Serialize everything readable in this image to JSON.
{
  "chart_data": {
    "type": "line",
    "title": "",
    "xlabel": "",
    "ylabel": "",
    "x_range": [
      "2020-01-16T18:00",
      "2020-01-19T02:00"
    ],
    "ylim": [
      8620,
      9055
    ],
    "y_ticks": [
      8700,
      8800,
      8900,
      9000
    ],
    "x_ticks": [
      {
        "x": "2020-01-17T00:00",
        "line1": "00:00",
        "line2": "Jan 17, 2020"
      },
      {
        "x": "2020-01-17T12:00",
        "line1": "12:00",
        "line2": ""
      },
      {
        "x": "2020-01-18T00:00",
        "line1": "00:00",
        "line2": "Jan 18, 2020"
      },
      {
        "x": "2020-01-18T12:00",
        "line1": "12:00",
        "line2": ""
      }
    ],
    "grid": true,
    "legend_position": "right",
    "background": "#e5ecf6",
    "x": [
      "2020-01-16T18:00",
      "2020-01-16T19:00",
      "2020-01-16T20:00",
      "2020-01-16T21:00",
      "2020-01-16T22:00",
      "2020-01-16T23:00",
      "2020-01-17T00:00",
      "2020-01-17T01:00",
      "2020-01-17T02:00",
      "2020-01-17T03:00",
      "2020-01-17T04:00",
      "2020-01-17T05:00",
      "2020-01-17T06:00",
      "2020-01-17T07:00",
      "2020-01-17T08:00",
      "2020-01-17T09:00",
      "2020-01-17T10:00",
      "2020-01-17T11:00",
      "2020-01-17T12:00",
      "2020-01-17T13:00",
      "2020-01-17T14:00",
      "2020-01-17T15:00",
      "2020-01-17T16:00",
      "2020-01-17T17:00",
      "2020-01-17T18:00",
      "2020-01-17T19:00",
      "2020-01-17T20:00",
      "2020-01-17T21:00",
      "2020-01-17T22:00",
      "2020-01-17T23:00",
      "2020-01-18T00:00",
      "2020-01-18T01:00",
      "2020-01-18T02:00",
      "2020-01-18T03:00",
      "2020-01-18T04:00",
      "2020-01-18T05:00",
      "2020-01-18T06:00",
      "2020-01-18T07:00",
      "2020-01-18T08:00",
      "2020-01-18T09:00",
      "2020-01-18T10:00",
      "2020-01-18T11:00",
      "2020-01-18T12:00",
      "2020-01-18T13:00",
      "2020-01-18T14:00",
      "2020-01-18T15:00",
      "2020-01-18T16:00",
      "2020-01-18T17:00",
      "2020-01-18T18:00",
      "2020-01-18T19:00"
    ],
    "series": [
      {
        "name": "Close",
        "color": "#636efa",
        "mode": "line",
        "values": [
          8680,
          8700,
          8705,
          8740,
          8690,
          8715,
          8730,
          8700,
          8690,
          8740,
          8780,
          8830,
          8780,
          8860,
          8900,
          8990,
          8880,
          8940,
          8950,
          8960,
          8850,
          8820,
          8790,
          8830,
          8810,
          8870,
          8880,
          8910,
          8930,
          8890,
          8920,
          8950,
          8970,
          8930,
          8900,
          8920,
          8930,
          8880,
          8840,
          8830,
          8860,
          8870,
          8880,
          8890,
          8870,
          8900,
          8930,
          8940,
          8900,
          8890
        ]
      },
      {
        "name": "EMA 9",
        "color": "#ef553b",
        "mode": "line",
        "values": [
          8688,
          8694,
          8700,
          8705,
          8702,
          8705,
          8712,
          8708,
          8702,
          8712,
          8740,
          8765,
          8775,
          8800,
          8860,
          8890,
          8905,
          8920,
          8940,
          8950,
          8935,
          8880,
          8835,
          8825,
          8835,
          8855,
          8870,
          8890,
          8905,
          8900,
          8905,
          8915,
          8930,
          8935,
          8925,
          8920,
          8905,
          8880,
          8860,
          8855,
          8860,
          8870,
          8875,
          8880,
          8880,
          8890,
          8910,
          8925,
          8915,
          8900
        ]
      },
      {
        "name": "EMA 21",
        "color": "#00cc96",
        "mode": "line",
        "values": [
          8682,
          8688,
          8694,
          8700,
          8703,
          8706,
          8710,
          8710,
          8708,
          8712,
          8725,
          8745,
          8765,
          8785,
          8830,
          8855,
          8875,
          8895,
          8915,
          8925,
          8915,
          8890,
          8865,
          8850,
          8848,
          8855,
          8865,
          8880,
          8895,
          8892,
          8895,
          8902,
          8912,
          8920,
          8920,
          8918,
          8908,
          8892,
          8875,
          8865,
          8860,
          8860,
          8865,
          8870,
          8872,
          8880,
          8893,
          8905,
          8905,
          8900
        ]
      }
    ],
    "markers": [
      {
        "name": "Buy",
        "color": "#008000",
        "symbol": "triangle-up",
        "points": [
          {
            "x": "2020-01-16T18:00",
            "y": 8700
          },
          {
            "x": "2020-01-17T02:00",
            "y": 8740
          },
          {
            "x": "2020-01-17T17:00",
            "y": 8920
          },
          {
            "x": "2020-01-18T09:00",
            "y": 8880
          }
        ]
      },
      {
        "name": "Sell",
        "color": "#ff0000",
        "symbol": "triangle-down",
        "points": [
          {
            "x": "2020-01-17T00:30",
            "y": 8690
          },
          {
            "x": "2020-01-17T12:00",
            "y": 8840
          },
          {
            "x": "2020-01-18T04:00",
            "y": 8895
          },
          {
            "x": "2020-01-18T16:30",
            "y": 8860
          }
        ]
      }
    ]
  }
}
*****
** Stated problem **
Retype the entries one by one, exactly.

** Exercise answer **
Serialize everything readable in this image to JSON.
{
  "chart_data": {
    "type": "line",
    "title": "",
    "xlabel": "",
    "ylabel": "",
    "x_range": [
      "2020-01-16T18:00",
      "2020-01-19T02:00"
    ],
    "ylim": [
      8620,
      9055
    ],
    "y_ticks": [
      8700,
      8800,
      8900,
      9000
    ],
    "x_ticks": [
      {
        "x": "2020-01-17T00:00",
        "line1": "00:00",
        "line2": "Jan 17, 2020"
      },
      {
        "x": "2020-01-17T12:00",
        "line1": "12:00",
        "line2": ""
      },
      {
        "x": "2020-01-18T00:00",
        "line1": "00:00",
        "line2": "Jan 18, 2020"
      },
      {
        "x": "2020-01-18T12:00",
        "line1": "12:00",
        "line2": ""
      }
    ],
    "grid": true,
    "legend_position": "right",
    "background": "#e5ecf6",
    "x": [
      "2020-01-16T18:00",
      "2020-01-16T19:00",
      "2020-01-16T20:00",
      "2020-01-16T21:00",
      "2020-01-16T22:00",
      "2020-01-16T23:00",
      "2020-01-17T00:00",
      "2020-01-17T01:00",
      "2020-01-17T02:00",
      "2020-01-17T03:00",
      "2020-01-17T04:00",
      "2020-01-17T05:00",
      "2020-01-17T06:00",
      "2020-01-17T07:00",
      "2020-01-17T08:00",
      "2020-01-17T09:00",
      "2020-01-17T10:00",
      "2020-01-17T11:00",
      "2020-01-17T12:00",
      "2020-01-17T13:00",
      "2020-01-17T14:00",
      "2020-01-17T15:00",
      "2020-01-17T16:00",
      "2020-01-17T17:00",
      "2020-01-17T18:00",
      "2020-01-17T19:00",
      "2020-01-17T20:00",
      "2020-01-17T21:00",
      "2020-01-17T22:00",
      "2020-01-17T23:00",
      "2020-01-18T00:00",
      "2020-01-18T01:00",
      "2020-01-18T02:00",
      "2020-01-18T03:00",
      "2020-01-18T04:00",
      "2020-01-18T05:00",
      "2020-01-18T06:00",
      "2020-01-18T07:00",
      "2020-01-18T08:00",
      "2020-01-18T09:00",
      "2020-01-18T10:00",
      "2020-01-18T11:00",
      "2020-01-18T12:00",
      "2020-01-18T13:00",
      "2020-01-18T14:00",
      "2020-01-18T15:00",
      "2020-01-18T16:00",
      "2020-01-18T17:00",
      "2020-01-18T18:00",
      "2020-01-18T19:00"
    ],
    "series": [
      {
        "name": "Close",
        "color": "#636efa",
        "mode": "line",
        "values": [
          8680,
          8700,
          8705,
          8740,
          8690,
          8715,
          8730,
          8700,
          8690,
          8740,
          8780,
          8830,
          8780,
          8860,
          8900,
          8990,
          8880,
          8940,
          8950,
          8960,
          8850,
          8820,
          8790,
          8830,
          8810,
          8870,
          8880,
          8910,
          8930,
          8890,
          8920,
          8950,
          8970,
          8930,
          8900,
          8920,
          8930,
          8880,
          8840,
          8830,
          8860,
          8870,
          8880,
          8890,
          8870,
          8900,
          8930,
          8940,
          8900,
          8890
        ]
      },
      {
        "name": "EMA 9",
        "color": "#ef553b",
        "mode": "line",
        "values": [
          8688,
          8694,
          8700,
          8705,
          8702,
          8705,
          8712,
          8708,
          8702,
          8712,
          8740,
          8765,
          8775,
          8800,
          8860,
          8890,
          8905,
          8920,
          8940,
          8950,
          8935,
          8880,
          8835,
          8825,
          8835,
          8855,
          8870,
          8890,
          8905,
          8900,
          8905,
          8915,
          8930,
          8935,
          8925,
          8920,
          8905,
          8880,
          8860,
          8855,
          8860,
          8870,
          8875,
          8880,
          8880,
          8890,
          8910,
          8925,
          8915,
          8900
        ]
      },
      {
        "name": "EMA 21",
        "color": "#00cc96",
        "mode": "line",
        "values": [
          8682,
          8688,
          8694,
          8700,
          8703,
          8706,
          8710,
          8710,
          8708,
          8712,
          8725,
          8745,
          8765,
          8785,
          8830,
          8855,
          8875,
          8895,
          8915,
          8925,
          8915,
          8890,
          8865,
          8850,
          8848,
          8855,
          8865,
          8880,
          8895,
          8892,
          8895,
          8902,
          8912,
          8920,
          8920,
          8918,
          8908,
          8892,
          8875,
          8865,
          8860,
          8860,
          8865,
          8870,
          8872,
          8880,
          8893,
          8905,
          8905,
          8900
        ]
      }
    ],
    "markers": [
      {
        "name": "Buy",
        "color": "#008000",
        "symbol": "triangle-up",
        "points": [
          {
            "x": "2020-01-16T18:00",
            "y": 8700
          },
          {
            "x": "2020-01-17T02:00",
            "y": 8740
          },
          {
            "x": "2020-01-17T17:00",
            "y": 8920
          },
          {
            "x": "2020-01-18T09:00",
            "y": 8880
          }
        ]
      },
      {
        "name": "Sell",
        "color": "#ff0000",
        "symbol": "triangle-down",
        "points": [
          {
            "x": "2020-01-17T00:30",
            "y": 8690
          },
          {
            "x": "2020-01-17T12:00",
            "y": 8840
          },
          {
            "x": "2020-01-18T04:00",
            "y": 8895
          },
          {
            "x": "2020-01-18T16:30",
            "y": 8860
          }
        ]
      }
    ]
  }
}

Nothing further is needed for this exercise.